→ **EXERCISE**
Filter out everything except lines holding "mixture".

======== LISTED ENTRIES

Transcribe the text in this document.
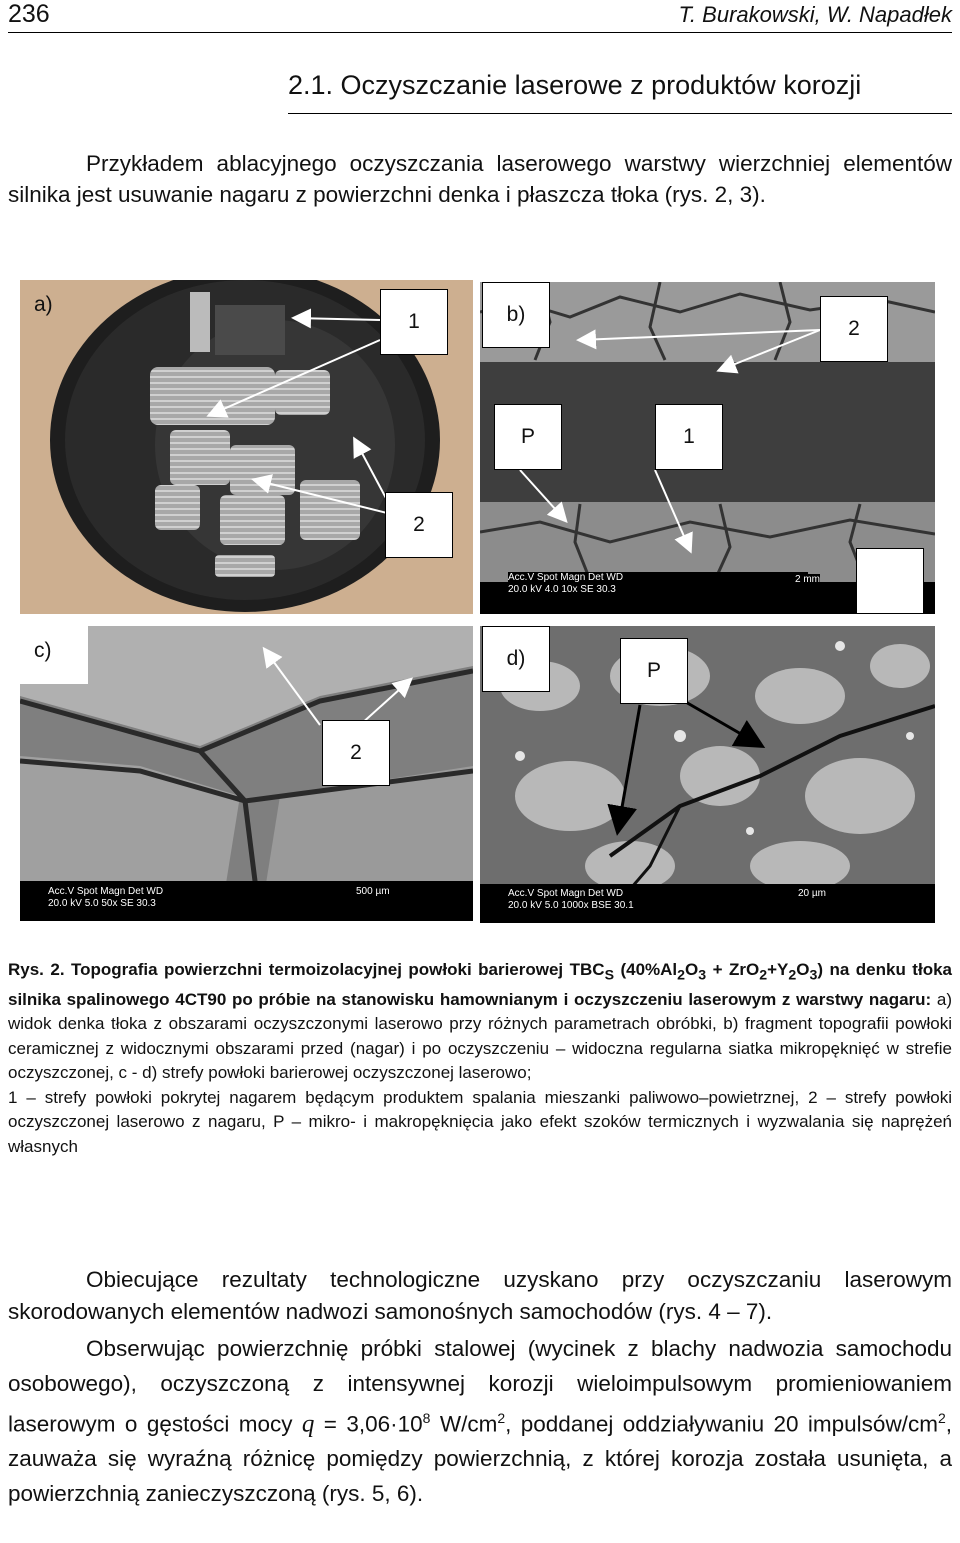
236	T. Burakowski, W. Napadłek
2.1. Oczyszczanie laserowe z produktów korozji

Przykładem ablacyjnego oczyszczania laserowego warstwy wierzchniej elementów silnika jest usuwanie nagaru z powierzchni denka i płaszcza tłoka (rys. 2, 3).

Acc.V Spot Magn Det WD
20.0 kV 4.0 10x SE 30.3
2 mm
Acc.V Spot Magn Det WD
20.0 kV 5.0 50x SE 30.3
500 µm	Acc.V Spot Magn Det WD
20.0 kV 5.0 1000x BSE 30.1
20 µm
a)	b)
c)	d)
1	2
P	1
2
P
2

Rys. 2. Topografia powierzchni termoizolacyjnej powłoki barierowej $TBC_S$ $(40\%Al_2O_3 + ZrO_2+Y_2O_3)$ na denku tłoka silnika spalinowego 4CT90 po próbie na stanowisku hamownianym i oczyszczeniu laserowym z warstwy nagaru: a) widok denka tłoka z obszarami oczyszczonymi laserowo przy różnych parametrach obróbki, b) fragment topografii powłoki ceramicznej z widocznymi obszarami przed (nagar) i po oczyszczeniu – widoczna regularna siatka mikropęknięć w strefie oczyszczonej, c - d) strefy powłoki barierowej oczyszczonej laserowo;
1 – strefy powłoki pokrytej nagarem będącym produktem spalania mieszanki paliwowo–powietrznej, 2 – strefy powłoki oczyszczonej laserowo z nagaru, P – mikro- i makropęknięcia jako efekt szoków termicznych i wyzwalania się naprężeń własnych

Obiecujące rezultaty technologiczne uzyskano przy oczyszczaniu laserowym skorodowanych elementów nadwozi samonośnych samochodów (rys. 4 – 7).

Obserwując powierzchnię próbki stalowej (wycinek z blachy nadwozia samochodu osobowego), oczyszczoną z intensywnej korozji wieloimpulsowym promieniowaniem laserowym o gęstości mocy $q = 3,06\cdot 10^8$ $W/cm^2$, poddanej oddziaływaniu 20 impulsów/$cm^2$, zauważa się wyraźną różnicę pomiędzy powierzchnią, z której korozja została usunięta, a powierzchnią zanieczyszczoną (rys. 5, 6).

================
======== LISTED ENTRIES

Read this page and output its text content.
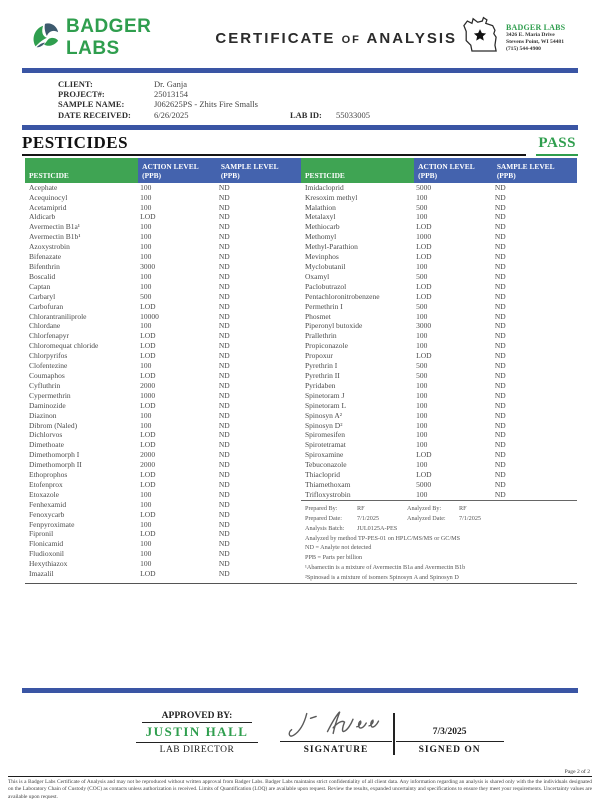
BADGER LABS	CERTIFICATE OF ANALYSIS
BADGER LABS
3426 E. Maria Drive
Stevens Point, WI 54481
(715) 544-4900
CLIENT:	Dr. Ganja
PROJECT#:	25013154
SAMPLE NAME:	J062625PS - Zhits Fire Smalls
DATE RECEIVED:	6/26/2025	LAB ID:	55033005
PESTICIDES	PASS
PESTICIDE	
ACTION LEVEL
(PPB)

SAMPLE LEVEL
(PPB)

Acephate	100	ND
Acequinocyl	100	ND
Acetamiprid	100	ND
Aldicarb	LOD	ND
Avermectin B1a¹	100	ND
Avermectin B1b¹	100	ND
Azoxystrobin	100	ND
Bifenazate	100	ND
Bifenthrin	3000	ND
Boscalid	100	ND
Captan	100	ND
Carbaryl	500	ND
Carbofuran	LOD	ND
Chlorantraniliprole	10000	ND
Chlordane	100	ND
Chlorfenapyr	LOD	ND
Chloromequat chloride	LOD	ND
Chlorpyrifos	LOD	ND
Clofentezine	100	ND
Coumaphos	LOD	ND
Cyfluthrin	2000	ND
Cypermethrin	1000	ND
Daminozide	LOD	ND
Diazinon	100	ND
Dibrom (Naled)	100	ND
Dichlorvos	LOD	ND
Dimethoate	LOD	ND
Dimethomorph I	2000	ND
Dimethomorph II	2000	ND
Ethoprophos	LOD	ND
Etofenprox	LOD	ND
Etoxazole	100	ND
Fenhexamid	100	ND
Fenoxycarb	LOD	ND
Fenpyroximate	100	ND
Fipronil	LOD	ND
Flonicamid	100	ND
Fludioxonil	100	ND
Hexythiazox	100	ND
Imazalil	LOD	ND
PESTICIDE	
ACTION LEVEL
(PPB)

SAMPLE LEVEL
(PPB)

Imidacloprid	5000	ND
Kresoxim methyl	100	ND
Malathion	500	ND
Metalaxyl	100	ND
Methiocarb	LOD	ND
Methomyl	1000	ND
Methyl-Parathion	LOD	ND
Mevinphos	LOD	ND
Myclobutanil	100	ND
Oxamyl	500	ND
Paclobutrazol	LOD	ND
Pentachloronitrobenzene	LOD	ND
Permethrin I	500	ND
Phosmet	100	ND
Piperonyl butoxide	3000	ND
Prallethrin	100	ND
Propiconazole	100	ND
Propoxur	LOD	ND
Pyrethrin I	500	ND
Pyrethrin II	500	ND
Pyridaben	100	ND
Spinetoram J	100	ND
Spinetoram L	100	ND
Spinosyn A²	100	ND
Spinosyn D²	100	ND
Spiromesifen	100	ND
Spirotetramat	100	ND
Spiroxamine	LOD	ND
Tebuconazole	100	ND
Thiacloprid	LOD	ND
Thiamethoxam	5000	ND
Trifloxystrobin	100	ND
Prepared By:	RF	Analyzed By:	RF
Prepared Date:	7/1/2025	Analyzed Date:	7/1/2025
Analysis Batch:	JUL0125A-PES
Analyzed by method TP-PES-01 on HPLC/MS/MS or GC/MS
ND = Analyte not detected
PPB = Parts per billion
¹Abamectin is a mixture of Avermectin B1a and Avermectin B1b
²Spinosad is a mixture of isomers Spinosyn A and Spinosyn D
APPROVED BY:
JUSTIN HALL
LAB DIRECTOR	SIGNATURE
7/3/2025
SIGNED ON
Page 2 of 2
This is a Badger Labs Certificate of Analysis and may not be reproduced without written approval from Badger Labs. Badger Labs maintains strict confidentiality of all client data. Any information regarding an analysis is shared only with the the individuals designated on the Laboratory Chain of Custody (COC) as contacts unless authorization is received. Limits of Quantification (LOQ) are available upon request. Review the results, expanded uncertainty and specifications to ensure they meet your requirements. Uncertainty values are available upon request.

================
======== LISTED ENTRIES

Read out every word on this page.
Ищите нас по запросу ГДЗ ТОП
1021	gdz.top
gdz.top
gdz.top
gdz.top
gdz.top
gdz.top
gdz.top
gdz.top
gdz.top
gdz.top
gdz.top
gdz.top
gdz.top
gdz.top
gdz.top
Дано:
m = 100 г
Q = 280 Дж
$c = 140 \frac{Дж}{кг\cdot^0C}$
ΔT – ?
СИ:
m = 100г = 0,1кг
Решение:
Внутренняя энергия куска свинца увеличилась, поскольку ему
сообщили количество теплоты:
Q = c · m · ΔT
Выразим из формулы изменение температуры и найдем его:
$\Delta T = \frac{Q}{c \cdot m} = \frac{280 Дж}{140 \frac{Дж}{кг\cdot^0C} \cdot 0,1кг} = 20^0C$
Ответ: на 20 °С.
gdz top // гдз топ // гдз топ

================

→ **ANSWER TO THE EXERCISE**
¹Abamectin is a mixture of Avermectin B1a and Avermectin B1b
²Spinosad is a mixture of isomers Spinosyn A and Spinosyn D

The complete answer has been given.